▶ [WHAT IS BEING ASKED]: Reproduce all the lines below exactly and omit the images.

▶ [Data excerpts]:
%%

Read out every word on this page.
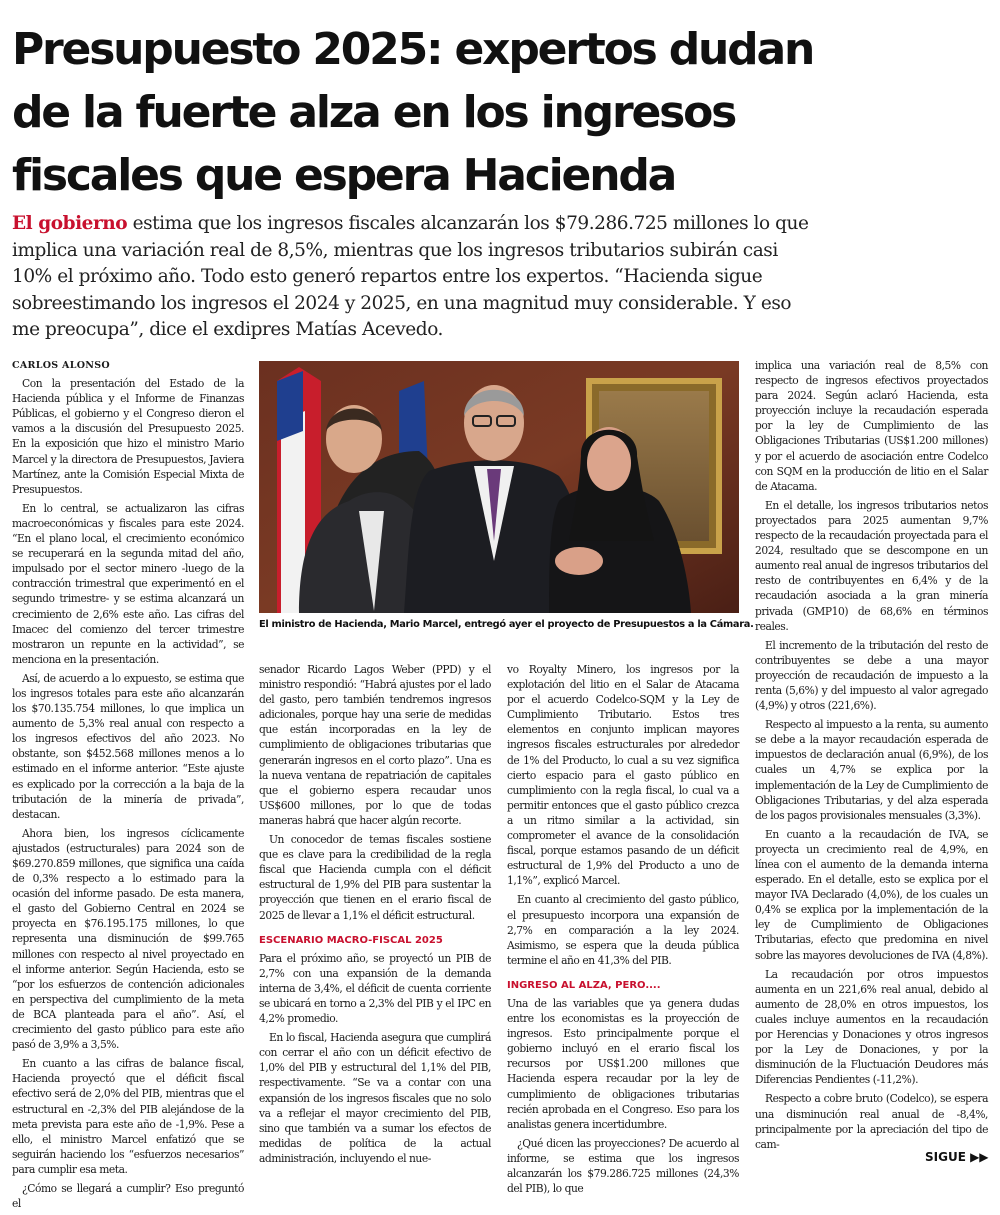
Presupuesto 2025: expertos dudan
de la fuerte alza en los ingresos
fiscales que espera Hacienda
El gobierno estima que los ingresos fiscales alcanzarán los $79.286.725 millones lo que
implica una variación real de 8,5%, mientras que los ingresos tributarios subirán casi
10% el próximo año. Todo esto generó repartos entre los expertos. “Hacienda sigue
sobreestimando los ingresos el 2024 y 2025, en una magnitud muy considerable. Y eso
me preocupa”, dice el exdipres Matías Acevedo.
CARLOS ALONSO

Con la presentación del Estado de la Hacienda pública y el Informe de Finanzas Públicas, el gobierno y el Congreso dieron el vamos a la discusión del Presupuesto 2025. En la exposición que hizo el ministro Mario Marcel y la directora de Presupuestos, Javiera Martínez, ante la Comisión Especial Mixta de Presupuestos.

En lo central, se actualizaron las cifras macroeconómicas y fiscales para este 2024. “En el plano local, el crecimiento económico se recuperará en la segunda mitad del año, impulsado por el sector minero -luego de la contracción trimestral que experimentó en el segundo trimestre- y se estima alcanzará un crecimiento de 2,6% este año. Las cifras del Imacec del comienzo del tercer trimestre mostraron un repunte en la actividad”, se menciona en la presentación.

Así, de acuerdo a lo expuesto, se estima que los ingresos totales para este año alcanzarán los $70.135.754 millones, lo que implica un aumento de 5,3% real anual con respecto a los ingresos efectivos del año 2023. No obstante, son $452.568 millones menos a lo estimado en el informe anterior. “Este ajuste es explicado por la corrección a la baja de la tributación de la minería de privada”, destacan.

Ahora bien, los ingresos cíclicamente ajustados (estructurales) para 2024 son de $69.270.859 millones, que significa una caída de 0,3% respecto a lo estimado para la ocasión del informe pasado. De esta manera, el gasto del Gobierno Central en 2024 se proyecta en $76.195.175 millones, lo que representa una disminución de $99.765 millones con respecto al nivel proyectado en el informe anterior. Según Hacienda, esto se “por los esfuerzos de contención adicionales en perspectiva del cumplimiento de la meta de BCA planteada para el año”. Así, el crecimiento del gasto público para este año pasó de 3,9% a 3,5%.

En cuanto a las cifras de balance fiscal, Hacienda proyectó que el déficit fiscal efectivo será de 2,0% del PIB, mientras que el estructural en -2,3% del PIB alejándose de la meta prevista para este año de -1,9%. Pese a ello, el ministro Marcel enfatizó que se seguirán haciendo los “esfuerzos necesarios” para cumplir esa meta.

¿Cómo se llegará a cumplir? Eso preguntó el

El ministro de Hacienda, Mario Marcel, entregó ayer el proyecto de Presupuestos a la Cámara.

senador Ricardo Lagos Weber (PPD) y el ministro respondió: “Habrá ajustes por el lado del gasto, pero también tendremos ingresos adicionales, porque hay una serie de medidas que están incorporadas en la ley de cumplimiento de obligaciones tributarias que generarán ingresos en el corto plazo”. Una es la nueva ventana de repatriación de capitales que el gobierno espera recaudar unos US$600 millones, por lo que de todas maneras habrá que hacer algún recorte.

Un conocedor de temas fiscales sostiene que es clave para la credibilidad de la regla fiscal que Hacienda cumpla con el déficit estructural de 1,9% del PIB para sustentar la proyección que tienen en el erario fiscal de 2025 de llevar a 1,1% el déficit estructural.

ESCENARIO MACRO-FISCAL 2025

Para el próximo año, se proyectó un PIB de 2,7% con una expansión de la demanda interna de 3,4%, el déficit de cuenta corriente se ubicará en torno a 2,3% del PIB y el IPC en 4,2% promedio.

En lo fiscal, Hacienda asegura que cumplirá con cerrar el año con un déficit efectivo de 1,0% del PIB y estructural del 1,1% del PIB, respectivamente. “Se va a contar con una expansión de los ingresos fiscales que no solo va a reflejar el mayor crecimiento del PIB, sino que también va a sumar los efectos de medidas de política de la actual administración, incluyendo el nue-

vo Royalty Minero, los ingresos por la explotación del litio en el Salar de Atacama por el acuerdo Codelco-SQM y la Ley de Cumplimiento Tributario. Estos tres elementos en conjunto implican mayores ingresos fiscales estructurales por alrededor de 1% del Producto, lo cual a su vez significa cierto espacio para el gasto público en cumplimiento con la regla fiscal, lo cual va a permitir entonces que el gasto público crezca a un ritmo similar a la actividad, sin comprometer el avance de la consolidación fiscal, porque estamos pasando de un déficit estructural de 1,9% del Producto a uno de 1,1%”, explicó Marcel.

En cuanto al crecimiento del gasto público, el presupuesto incorpora una expansión de 2,7% en comparación a la ley 2024. Asimismo, se espera que la deuda pública termine el año en 41,3% del PIB.

INGRESO AL ALZA, PERO....

Una de las variables que ya genera dudas entre los economistas es la proyección de ingresos. Esto principalmente porque el gobierno incluyó en el erario fiscal los recursos por US$1.200 millones que Hacienda espera recaudar por la ley de cumplimiento de obligaciones tributarias recién aprobada en el Congreso. Eso para los analistas genera incertidumbre.

¿Qué dicen las proyecciones? De acuerdo al informe, se estima que los ingresos alcanzarán los $79.286.725 millones (24,3% del PIB), lo que

implica una variación real de 8,5% con respecto de ingresos efectivos proyectados para 2024. Según aclaró Hacienda, esta proyección incluye la recaudación esperada por la ley de Cumplimiento de las Obligaciones Tributarias (US$1.200 millones) y por el acuerdo de asociación entre Codelco con SQM en la producción de litio en el Salar de Atacama.

En el detalle, los ingresos tributarios netos proyectados para 2025 aumentan 9,7% respecto de la recaudación proyectada para el 2024, resultado que se descompone en un aumento real anual de ingresos tributarios del resto de contribuyentes en 6,4% y de la recaudación asociada a la gran minería privada (GMP10) de 68,6% en términos reales.

El incremento de la tributación del resto de contribuyentes se debe a una mayor proyección de recaudación de impuesto a la renta (5,6%) y del impuesto al valor agregado (4,9%) y otros (221,6%).

Respecto al impuesto a la renta, su aumento se debe a la mayor recaudación esperada de impuestos de declaración anual (6,9%), de los cuales un 4,7% se explica por la implementación de la Ley de Cumplimiento de Obligaciones Tributarias, y del alza esperada de los pagos provisionales mensuales (3,3%).

En cuanto a la recaudación de IVA, se proyecta un crecimiento real de 4,9%, en línea con el aumento de la demanda interna esperado. En el detalle, esto se explica por el mayor IVA Declarado (4,0%), de los cuales un 0,4% se explica por la implementación de la ley de Cumplimiento de Obligaciones Tributarias, efecto que predomina en nivel sobre las mayores devoluciones de IVA (4,8%).

La recaudación por otros impuestos aumenta en un 221,6% real anual, debido al aumento de 28,0% en otros impuestos, los cuales incluye aumentos en la recaudación por Herencias y Donaciones y otros ingresos por la Ley de Donaciones, y por la disminución de la Fluctuación Deudores más Diferencias Pendientes (-11,2%).

Respecto a cobre bruto (Codelco), se espera una disminución real anual de -8,4%, principalmente por la apreciación del tipo de cam-

SIGUE ▶▶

%%

▶ [TASK SOLUTION]:
Read out every word on this page.
Presupuesto 2025: expertos dudan
de la fuerte alza en los ingresos
fiscales que espera Hacienda
El gobierno estima que los ingresos fiscales alcanzarán los $79.286.725 millones lo que
implica una variación real de 8,5%, mientras que los ingresos tributarios subirán casi
10% el próximo año. Todo esto generó repartos entre los expertos. “Hacienda sigue
sobreestimando los ingresos el 2024 y 2025, en una magnitud muy considerable. Y eso
me preocupa”, dice el exdipres Matías Acevedo.
CARLOS ALONSO

Con la presentación del Estado de la Hacienda pública y el Informe de Finanzas Públicas, el gobierno y el Congreso dieron el vamos a la discusión del Presupuesto 2025. En la exposición que hizo el ministro Mario Marcel y la directora de Presupuestos, Javiera Martínez, ante la Comisión Especial Mixta de Presupuestos.

En lo central, se actualizaron las cifras macroeconómicas y fiscales para este 2024. “En el plano local, el crecimiento económico se recuperará en la segunda mitad del año, impulsado por el sector minero -luego de la contracción trimestral que experimentó en el segundo trimestre- y se estima alcanzará un crecimiento de 2,6% este año. Las cifras del Imacec del comienzo del tercer trimestre mostraron un repunte en la actividad”, se menciona en la presentación.

Así, de acuerdo a lo expuesto, se estima que los ingresos totales para este año alcanzarán los $70.135.754 millones, lo que implica un aumento de 5,3% real anual con respecto a los ingresos efectivos del año 2023. No obstante, son $452.568 millones menos a lo estimado en el informe anterior. “Este ajuste es explicado por la corrección a la baja de la tributación de la minería de privada”, destacan.

Ahora bien, los ingresos cíclicamente ajustados (estructurales) para 2024 son de $69.270.859 millones, que significa una caída de 0,3% respecto a lo estimado para la ocasión del informe pasado. De esta manera, el gasto del Gobierno Central en 2024 se proyecta en $76.195.175 millones, lo que representa una disminución de $99.765 millones con respecto al nivel proyectado en el informe anterior. Según Hacienda, esto se “por los esfuerzos de contención adicionales en perspectiva del cumplimiento de la meta de BCA planteada para el año”. Así, el crecimiento del gasto público para este año pasó de 3,9% a 3,5%.

En cuanto a las cifras de balance fiscal, Hacienda proyectó que el déficit fiscal efectivo será de 2,0% del PIB, mientras que el estructural en -2,3% del PIB alejándose de la meta prevista para este año de -1,9%. Pese a ello, el ministro Marcel enfatizó que se seguirán haciendo los “esfuerzos necesarios” para cumplir esa meta.

¿Cómo se llegará a cumplir? Eso preguntó el

El ministro de Hacienda, Mario Marcel, entregó ayer el proyecto de Presupuestos a la Cámara.

senador Ricardo Lagos Weber (PPD) y el ministro respondió: “Habrá ajustes por el lado del gasto, pero también tendremos ingresos adicionales, porque hay una serie de medidas que están incorporadas en la ley de cumplimiento de obligaciones tributarias que generarán ingresos en el corto plazo”. Una es la nueva ventana de repatriación de capitales que el gobierno espera recaudar unos US$600 millones, por lo que de todas maneras habrá que hacer algún recorte.

Un conocedor de temas fiscales sostiene que es clave para la credibilidad de la regla fiscal que Hacienda cumpla con el déficit estructural de 1,9% del PIB para sustentar la proyección que tienen en el erario fiscal de 2025 de llevar a 1,1% el déficit estructural.

ESCENARIO MACRO-FISCAL 2025

Para el próximo año, se proyectó un PIB de 2,7% con una expansión de la demanda interna de 3,4%, el déficit de cuenta corriente se ubicará en torno a 2,3% del PIB y el IPC en 4,2% promedio.

En lo fiscal, Hacienda asegura que cumplirá con cerrar el año con un déficit efectivo de 1,0% del PIB y estructural del 1,1% del PIB, respectivamente. “Se va a contar con una expansión de los ingresos fiscales que no solo va a reflejar el mayor crecimiento del PIB, sino que también va a sumar los efectos de medidas de política de la actual administración, incluyendo el nue-

vo Royalty Minero, los ingresos por la explotación del litio en el Salar de Atacama por el acuerdo Codelco-SQM y la Ley de Cumplimiento Tributario. Estos tres elementos en conjunto implican mayores ingresos fiscales estructurales por alrededor de 1% del Producto, lo cual a su vez significa cierto espacio para el gasto público en cumplimiento con la regla fiscal, lo cual va a permitir entonces que el gasto público crezca a un ritmo similar a la actividad, sin comprometer el avance de la consolidación fiscal, porque estamos pasando de un déficit estructural de 1,9% del Producto a uno de 1,1%”, explicó Marcel.

En cuanto al crecimiento del gasto público, el presupuesto incorpora una expansión de 2,7% en comparación a la ley 2024. Asimismo, se espera que la deuda pública termine el año en 41,3% del PIB.

INGRESO AL ALZA, PERO....

Una de las variables que ya genera dudas entre los economistas es la proyección de ingresos. Esto principalmente porque el gobierno incluyó en el erario fiscal los recursos por US$1.200 millones que Hacienda espera recaudar por la ley de cumplimiento de obligaciones tributarias recién aprobada en el Congreso. Eso para los analistas genera incertidumbre.

¿Qué dicen las proyecciones? De acuerdo al informe, se estima que los ingresos alcanzarán los $79.286.725 millones (24,3% del PIB), lo que

implica una variación real de 8,5% con respecto de ingresos efectivos proyectados para 2024. Según aclaró Hacienda, esta proyección incluye la recaudación esperada por la ley de Cumplimiento de las Obligaciones Tributarias (US$1.200 millones) y por el acuerdo de asociación entre Codelco con SQM en la producción de litio en el Salar de Atacama.

En el detalle, los ingresos tributarios netos proyectados para 2025 aumentan 9,7% respecto de la recaudación proyectada para el 2024, resultado que se descompone en un aumento real anual de ingresos tributarios del resto de contribuyentes en 6,4% y de la recaudación asociada a la gran minería privada (GMP10) de 68,6% en términos reales.

El incremento de la tributación del resto de contribuyentes se debe a una mayor proyección de recaudación de impuesto a la renta (5,6%) y del impuesto al valor agregado (4,9%) y otros (221,6%).

Respecto al impuesto a la renta, su aumento se debe a la mayor recaudación esperada de impuestos de declaración anual (6,9%), de los cuales un 4,7% se explica por la implementación de la Ley de Cumplimiento de Obligaciones Tributarias, y del alza esperada de los pagos provisionales mensuales (3,3%).

En cuanto a la recaudación de IVA, se proyecta un crecimiento real de 4,9%, en línea con el aumento de la demanda interna esperado. En el detalle, esto se explica por el mayor IVA Declarado (4,0%), de los cuales un 0,4% se explica por la implementación de la ley de Cumplimiento de Obligaciones Tributarias, efecto que predomina en nivel sobre las mayores devoluciones de IVA (4,8%).

La recaudación por otros impuestos aumenta en un 221,6% real anual, debido al aumento de 28,0% en otros impuestos, los cuales incluye aumentos en la recaudación por Herencias y Donaciones y otros ingresos por la Ley de Donaciones, y por la disminución de la Fluctuación Deudores más Diferencias Pendientes (-11,2%).

Respecto a cobre bruto (Codelco), se espera una disminución real anual de -8,4%, principalmente por la apreciación del tipo de cam-

SIGUE ▶▶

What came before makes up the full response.